List each line of the data in which the string "screenshot" appears.

━━ Input records ━━

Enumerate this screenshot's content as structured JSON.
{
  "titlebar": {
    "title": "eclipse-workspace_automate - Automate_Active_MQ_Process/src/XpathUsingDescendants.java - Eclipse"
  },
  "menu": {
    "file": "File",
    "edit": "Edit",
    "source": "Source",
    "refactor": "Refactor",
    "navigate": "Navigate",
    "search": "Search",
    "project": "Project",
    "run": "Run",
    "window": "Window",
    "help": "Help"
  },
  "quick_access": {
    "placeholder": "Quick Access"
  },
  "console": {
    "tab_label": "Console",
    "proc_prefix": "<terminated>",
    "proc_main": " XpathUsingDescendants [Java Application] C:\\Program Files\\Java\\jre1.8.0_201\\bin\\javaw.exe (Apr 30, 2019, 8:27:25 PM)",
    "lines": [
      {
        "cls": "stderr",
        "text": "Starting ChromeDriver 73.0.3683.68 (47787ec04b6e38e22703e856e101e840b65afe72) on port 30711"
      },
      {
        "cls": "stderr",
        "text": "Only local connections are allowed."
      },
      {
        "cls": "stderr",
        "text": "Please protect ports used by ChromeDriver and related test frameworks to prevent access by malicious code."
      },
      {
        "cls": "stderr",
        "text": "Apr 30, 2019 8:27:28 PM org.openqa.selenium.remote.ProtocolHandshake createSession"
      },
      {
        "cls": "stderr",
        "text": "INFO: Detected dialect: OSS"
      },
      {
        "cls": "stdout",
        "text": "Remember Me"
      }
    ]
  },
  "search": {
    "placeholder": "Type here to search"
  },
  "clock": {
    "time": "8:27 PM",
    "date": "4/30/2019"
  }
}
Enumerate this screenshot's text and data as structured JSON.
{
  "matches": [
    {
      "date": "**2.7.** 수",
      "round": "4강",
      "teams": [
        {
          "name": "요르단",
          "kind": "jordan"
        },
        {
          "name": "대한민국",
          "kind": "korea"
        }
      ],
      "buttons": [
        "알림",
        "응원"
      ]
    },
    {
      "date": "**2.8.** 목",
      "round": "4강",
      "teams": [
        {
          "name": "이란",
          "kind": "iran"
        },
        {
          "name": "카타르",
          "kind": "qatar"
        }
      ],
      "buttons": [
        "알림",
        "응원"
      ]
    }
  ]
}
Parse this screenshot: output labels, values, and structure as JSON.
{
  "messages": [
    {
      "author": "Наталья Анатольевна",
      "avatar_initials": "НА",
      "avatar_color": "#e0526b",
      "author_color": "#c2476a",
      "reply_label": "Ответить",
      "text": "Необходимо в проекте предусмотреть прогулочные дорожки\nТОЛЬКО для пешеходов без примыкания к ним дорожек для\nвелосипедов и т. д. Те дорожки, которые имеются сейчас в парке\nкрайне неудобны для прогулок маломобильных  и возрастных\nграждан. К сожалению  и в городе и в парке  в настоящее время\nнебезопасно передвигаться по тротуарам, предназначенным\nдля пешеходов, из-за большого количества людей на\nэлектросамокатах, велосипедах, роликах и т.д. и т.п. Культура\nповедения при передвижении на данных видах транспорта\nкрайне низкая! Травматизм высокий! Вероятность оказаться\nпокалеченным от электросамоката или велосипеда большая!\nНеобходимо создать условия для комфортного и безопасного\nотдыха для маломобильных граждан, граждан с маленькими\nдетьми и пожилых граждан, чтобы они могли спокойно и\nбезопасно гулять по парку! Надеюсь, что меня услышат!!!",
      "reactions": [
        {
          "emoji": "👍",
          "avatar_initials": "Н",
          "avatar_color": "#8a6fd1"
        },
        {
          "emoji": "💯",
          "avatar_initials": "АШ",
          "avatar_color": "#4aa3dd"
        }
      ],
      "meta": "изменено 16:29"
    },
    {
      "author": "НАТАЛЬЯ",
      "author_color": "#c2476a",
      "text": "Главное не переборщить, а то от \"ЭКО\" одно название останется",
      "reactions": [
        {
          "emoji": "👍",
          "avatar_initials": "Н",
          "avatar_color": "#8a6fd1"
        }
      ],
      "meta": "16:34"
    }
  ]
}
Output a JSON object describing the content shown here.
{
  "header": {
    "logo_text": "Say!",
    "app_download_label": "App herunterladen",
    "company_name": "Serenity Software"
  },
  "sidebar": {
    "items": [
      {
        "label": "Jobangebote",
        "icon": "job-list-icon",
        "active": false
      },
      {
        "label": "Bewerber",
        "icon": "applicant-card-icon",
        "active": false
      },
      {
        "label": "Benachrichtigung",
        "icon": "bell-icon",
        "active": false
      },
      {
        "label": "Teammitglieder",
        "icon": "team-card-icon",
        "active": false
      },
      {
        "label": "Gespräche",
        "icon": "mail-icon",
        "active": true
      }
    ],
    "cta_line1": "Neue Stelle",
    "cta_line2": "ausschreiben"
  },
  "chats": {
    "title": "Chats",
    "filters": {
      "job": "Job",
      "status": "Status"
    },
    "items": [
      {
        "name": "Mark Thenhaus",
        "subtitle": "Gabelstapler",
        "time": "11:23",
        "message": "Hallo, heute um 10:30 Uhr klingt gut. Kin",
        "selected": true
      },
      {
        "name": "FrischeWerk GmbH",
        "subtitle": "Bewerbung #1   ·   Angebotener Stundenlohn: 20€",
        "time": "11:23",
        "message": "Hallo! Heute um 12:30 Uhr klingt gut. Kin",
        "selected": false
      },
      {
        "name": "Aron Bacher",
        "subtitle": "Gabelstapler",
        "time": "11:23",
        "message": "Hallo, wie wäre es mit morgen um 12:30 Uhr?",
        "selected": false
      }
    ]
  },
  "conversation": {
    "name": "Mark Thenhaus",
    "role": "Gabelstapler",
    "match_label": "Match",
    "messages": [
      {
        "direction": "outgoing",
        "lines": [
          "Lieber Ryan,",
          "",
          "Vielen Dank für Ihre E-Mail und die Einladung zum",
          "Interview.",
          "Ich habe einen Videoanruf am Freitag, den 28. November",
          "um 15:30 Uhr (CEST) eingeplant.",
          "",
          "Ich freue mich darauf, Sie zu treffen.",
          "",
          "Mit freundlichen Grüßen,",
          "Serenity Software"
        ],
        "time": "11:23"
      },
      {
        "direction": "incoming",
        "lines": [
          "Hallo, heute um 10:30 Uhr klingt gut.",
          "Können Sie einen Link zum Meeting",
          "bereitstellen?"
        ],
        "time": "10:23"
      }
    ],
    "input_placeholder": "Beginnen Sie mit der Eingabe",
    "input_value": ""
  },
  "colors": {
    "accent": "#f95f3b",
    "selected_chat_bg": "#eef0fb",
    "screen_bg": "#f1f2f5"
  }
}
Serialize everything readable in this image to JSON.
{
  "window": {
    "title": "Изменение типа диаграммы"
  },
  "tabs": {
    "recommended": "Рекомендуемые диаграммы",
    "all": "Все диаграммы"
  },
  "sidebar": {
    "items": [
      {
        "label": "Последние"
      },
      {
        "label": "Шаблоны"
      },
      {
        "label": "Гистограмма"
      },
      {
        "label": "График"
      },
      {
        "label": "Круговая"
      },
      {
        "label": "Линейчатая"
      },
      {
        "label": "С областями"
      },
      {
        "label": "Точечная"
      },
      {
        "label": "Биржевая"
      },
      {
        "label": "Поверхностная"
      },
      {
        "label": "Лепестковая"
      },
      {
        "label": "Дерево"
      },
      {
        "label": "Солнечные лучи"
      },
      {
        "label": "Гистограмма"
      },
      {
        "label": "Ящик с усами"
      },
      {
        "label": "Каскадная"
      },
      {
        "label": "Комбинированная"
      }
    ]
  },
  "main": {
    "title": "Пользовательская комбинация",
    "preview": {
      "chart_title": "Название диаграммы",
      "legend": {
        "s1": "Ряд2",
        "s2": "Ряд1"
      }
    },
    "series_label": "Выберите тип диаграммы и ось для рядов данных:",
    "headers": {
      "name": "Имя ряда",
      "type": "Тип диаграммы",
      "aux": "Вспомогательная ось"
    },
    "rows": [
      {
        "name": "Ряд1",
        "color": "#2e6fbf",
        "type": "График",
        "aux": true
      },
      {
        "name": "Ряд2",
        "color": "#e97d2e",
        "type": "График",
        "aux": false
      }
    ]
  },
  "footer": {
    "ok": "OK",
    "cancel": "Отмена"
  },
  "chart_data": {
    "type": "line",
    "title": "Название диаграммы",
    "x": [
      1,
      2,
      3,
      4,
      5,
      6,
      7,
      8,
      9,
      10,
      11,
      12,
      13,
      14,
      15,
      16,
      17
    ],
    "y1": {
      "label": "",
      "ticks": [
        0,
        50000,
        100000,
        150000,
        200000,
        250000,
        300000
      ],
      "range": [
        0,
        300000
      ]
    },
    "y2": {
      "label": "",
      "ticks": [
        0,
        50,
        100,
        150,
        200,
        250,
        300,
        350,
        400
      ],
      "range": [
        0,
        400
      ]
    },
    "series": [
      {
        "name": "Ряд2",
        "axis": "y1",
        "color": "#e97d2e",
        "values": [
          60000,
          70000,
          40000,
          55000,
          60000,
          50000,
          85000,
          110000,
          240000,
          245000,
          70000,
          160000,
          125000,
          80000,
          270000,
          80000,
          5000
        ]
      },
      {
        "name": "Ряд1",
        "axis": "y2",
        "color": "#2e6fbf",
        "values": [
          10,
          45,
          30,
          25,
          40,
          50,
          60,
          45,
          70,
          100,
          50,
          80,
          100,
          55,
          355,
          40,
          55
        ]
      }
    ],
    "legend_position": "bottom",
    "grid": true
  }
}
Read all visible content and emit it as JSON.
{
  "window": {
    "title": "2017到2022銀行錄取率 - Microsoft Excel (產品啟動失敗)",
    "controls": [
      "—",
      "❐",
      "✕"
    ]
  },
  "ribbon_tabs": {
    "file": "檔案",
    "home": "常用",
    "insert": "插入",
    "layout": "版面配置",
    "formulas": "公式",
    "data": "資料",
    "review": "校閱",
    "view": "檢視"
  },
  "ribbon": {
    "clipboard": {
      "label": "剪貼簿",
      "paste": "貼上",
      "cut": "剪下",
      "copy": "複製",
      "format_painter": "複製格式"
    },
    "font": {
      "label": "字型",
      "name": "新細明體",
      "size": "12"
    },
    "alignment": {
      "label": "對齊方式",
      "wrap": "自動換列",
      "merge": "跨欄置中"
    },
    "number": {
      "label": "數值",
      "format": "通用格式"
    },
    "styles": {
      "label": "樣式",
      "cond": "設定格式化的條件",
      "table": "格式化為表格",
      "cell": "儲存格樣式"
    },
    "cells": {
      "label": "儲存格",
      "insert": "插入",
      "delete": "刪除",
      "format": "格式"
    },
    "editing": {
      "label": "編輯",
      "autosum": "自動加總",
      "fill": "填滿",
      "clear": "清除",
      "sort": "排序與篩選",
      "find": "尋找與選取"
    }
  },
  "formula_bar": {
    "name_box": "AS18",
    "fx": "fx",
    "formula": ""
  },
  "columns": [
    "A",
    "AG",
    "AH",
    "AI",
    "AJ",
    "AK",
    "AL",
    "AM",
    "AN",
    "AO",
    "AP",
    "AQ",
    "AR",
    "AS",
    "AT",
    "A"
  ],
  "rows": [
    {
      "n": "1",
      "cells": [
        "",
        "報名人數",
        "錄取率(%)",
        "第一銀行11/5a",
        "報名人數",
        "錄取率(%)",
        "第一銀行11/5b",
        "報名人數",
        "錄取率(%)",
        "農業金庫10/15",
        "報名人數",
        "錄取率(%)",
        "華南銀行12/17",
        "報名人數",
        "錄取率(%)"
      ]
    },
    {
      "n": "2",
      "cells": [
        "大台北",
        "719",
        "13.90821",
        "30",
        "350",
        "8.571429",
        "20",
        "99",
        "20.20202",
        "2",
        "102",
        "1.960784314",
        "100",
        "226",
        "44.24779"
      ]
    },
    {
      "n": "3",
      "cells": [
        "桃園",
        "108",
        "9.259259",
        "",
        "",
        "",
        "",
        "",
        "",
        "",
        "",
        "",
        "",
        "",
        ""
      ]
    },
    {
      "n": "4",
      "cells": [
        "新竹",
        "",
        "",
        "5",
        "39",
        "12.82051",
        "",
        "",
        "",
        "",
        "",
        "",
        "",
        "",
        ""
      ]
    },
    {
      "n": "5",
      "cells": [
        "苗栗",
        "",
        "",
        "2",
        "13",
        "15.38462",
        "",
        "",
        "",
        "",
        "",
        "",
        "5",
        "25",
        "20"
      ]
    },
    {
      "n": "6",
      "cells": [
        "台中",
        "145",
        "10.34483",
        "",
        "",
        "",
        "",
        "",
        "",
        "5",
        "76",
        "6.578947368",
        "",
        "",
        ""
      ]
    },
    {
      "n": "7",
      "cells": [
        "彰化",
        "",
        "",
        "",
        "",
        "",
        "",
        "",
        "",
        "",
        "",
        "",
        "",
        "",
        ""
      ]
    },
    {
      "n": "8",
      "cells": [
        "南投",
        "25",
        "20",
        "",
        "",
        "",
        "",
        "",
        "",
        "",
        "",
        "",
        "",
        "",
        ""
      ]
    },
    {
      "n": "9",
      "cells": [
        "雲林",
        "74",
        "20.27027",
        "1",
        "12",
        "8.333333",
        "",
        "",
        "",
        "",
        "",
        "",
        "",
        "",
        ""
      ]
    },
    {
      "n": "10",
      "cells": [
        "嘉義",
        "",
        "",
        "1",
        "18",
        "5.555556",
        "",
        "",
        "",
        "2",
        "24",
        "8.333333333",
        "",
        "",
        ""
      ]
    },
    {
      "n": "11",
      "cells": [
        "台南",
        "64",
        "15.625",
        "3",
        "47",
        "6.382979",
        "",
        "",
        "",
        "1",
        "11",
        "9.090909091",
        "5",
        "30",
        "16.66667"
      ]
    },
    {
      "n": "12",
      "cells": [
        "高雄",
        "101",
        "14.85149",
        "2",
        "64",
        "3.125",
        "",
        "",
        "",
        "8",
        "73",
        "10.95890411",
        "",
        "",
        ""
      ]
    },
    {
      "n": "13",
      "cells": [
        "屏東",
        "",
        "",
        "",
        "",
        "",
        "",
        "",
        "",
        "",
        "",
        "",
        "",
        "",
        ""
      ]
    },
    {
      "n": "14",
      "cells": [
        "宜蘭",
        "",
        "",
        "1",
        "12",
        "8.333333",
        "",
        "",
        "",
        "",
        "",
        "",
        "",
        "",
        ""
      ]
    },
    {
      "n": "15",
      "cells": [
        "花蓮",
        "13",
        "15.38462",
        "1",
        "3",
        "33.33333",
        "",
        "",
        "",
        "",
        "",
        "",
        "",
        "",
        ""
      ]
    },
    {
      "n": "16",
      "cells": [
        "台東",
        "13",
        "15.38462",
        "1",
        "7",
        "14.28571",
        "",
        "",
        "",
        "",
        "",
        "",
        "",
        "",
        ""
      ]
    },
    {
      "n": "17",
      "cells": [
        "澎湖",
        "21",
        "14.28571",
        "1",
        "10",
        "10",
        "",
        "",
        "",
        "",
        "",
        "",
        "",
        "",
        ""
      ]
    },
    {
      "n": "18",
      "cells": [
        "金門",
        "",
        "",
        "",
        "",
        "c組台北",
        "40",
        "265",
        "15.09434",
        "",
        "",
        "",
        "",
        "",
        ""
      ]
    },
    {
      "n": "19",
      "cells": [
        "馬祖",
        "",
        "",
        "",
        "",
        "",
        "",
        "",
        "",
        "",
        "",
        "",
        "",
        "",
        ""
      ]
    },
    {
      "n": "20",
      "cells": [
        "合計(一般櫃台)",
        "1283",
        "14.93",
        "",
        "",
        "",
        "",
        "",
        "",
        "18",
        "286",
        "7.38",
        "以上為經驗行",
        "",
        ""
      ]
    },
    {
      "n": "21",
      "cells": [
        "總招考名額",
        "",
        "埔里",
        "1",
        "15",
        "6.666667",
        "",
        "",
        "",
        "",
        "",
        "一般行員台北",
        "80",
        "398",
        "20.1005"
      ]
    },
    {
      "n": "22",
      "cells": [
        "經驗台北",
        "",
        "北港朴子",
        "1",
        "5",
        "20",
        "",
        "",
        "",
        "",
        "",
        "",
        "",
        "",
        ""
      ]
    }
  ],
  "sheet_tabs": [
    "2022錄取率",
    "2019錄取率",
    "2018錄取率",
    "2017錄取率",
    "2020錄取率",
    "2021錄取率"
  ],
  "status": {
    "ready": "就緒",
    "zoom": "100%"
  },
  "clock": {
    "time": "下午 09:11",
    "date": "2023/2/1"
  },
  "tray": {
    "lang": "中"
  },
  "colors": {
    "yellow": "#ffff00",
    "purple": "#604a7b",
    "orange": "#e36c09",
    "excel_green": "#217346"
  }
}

━━━

*Correct response*.
Enumerate this screenshot's content as structured JSON.
Enumerate this screenshot's text and data as structured JSON.
Parse this screenshot: output labels, values, and structure as JSON.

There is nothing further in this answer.